### Extracted records

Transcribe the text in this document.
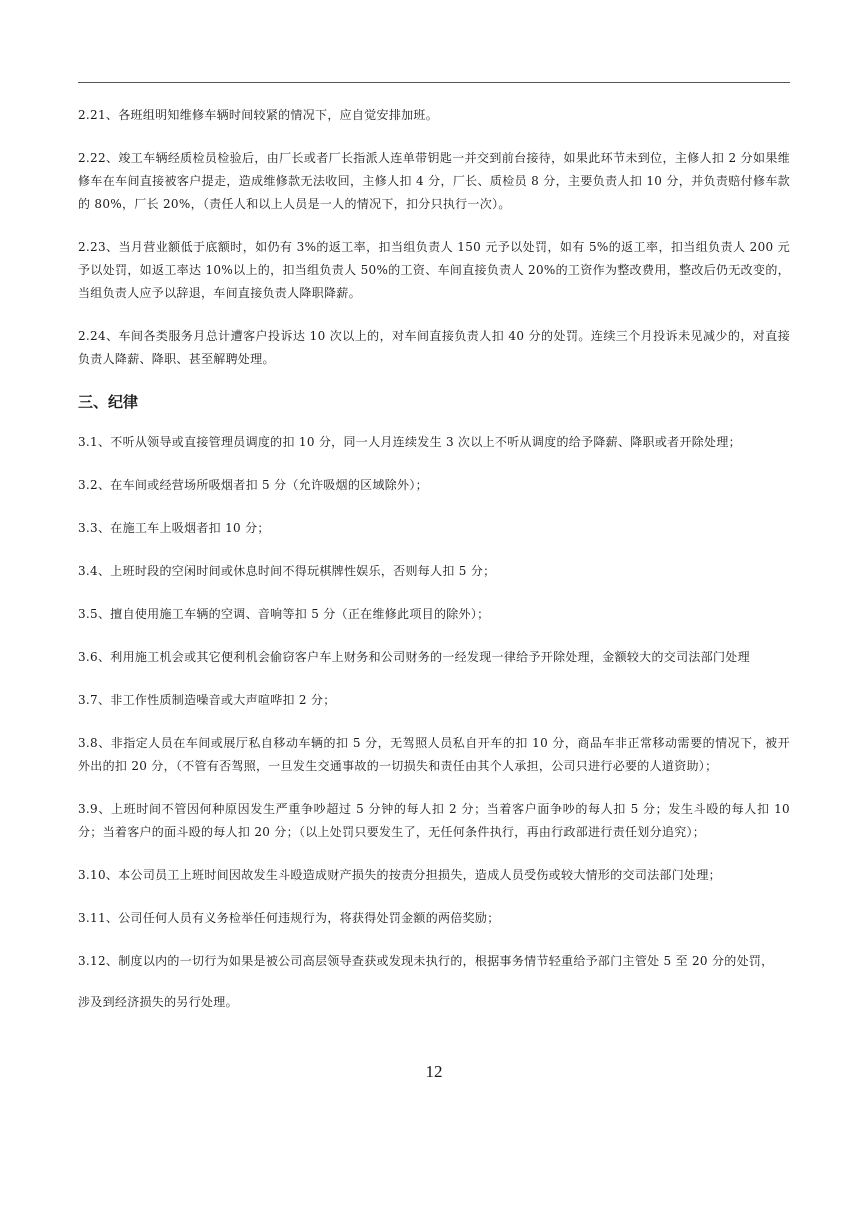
2.21、各班组明知维修车辆时间较紧的情况下，应自觉安排加班。

2.22、竣工车辆经质检员检验后，由厂长或者厂长指派人连单带钥匙一并交到前台接待，如果此环节未到位，主修人扣 2 分如果维修车在车间直接被客户提走，造成维修款无法收回，主修人扣 4 分，厂长、质检员 8 分，主要负责人扣 10 分，并负责赔付修车款的 80%，厂长 20%，（责任人和以上人员是一人的情况下，扣分只执行一次）。

2.23、当月营业额低于底额时，如仍有 3%的返工率，扣当组负责人 150 元予以处罚，如有 5%的返工率，扣当组负责人 200 元予以处罚，如返工率达 10%以上的，扣当组负责人 50%的工资、车间直接负责人 20%的工资作为整改费用，整改后仍无改变的，当组负责人应予以辞退，车间直接负责人降职降薪。

2.24、车间各类服务月总计遭客户投诉达 10 次以上的，对车间直接负责人扣 40 分的处罚。连续三个月投诉未见减少的，对直接负责人降薪、降职、甚至解聘处理。

三、纪律

3.1、不听从领导或直接管理员调度的扣 10 分，同一人月连续发生 3 次以上不听从调度的给予降薪、降职或者开除处理；

3.2、在车间或经营场所吸烟者扣 5 分（允许吸烟的区域除外）；

3.3、在施工车上吸烟者扣 10 分；

3.4、上班时段的空闲时间或休息时间不得玩棋牌性娱乐，否则每人扣 5 分；

3.5、擅自使用施工车辆的空调、音响等扣 5 分（正在维修此项目的除外）；

3.6、利用施工机会或其它便利机会偷窃客户车上财务和公司财务的一经发现一律给予开除处理，金额较大的交司法部门处理

3.7、非工作性质制造噪音或大声喧哗扣 2 分；

3.8、非指定人员在车间或展厅私自移动车辆的扣 5 分，无驾照人员私自开车的扣 10 分，商品车非正常移动需要的情况下，被开外出的扣 20 分，（不管有否驾照，一旦发生交通事故的一切损失和责任由其个人承担，公司只进行必要的人道资助）；

3.9、上班时间不管因何种原因发生严重争吵超过 5 分钟的每人扣 2 分；当着客户面争吵的每人扣 5 分；发生斗殴的每人扣 10 分；当着客户的面斗殴的每人扣 20 分；（以上处罚只要发生了，无任何条件执行，再由行政部进行责任划分追究）；

3.10、本公司员工上班时间因故发生斗殴造成财产损失的按责分担损失，造成人员受伤或较大情形的交司法部门处理；

3.11、公司任何人员有义务检举任何违规行为，将获得处罚金额的两倍奖励；

3.12、制度以内的一切行为如果是被公司高层领导查获或发现未执行的，根据事务情节轻重给予部门主管处 5 至 20 分的处罚，

涉及到经济损失的另行处理。

12
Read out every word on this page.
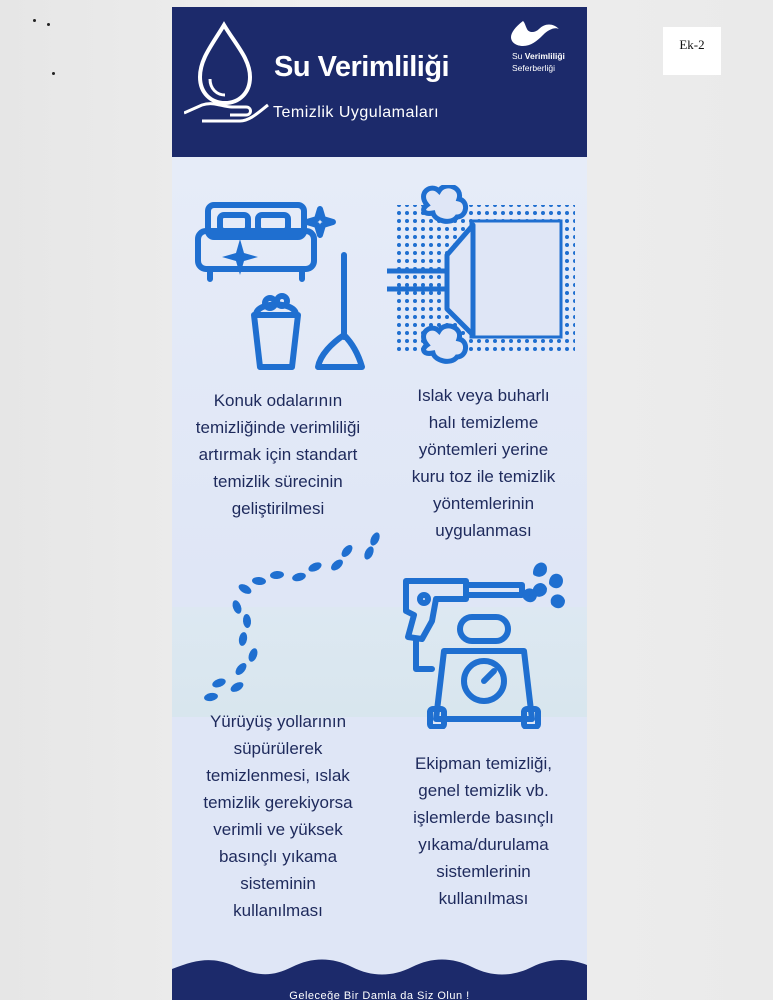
Ek-2
Su Verimliliği
Temizlik Uygulamaları
Su Verimliliği
Seferberliği
Konuk odalarının
temizliğinde verimliliği
artırmak için standart
temizlik sürecinin
geliştirilmesi
Islak veya buharlı
halı temizleme
yöntemleri yerine
kuru toz ile temizlik
yöntemlerinin
uygulanması
Yürüyüş yollarının
süpürülerek
temizlenmesi, ıslak
temizlik gerekiyorsa
verimli ve yüksek
basınçlı yıkama
sisteminin
kullanılması
Ekipman temizliği,
genel temizlik vb.
işlemlerde basınçlı
yıkama/durulama
sistemlerinin
kullanılması
Geleceğe Bir Damla da Siz Olun !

######

Required work:
Copy all lines from the listing that contain "basınçlı".

Answer to this problem:
basınçlı yıkama
işlemlerde basınçlı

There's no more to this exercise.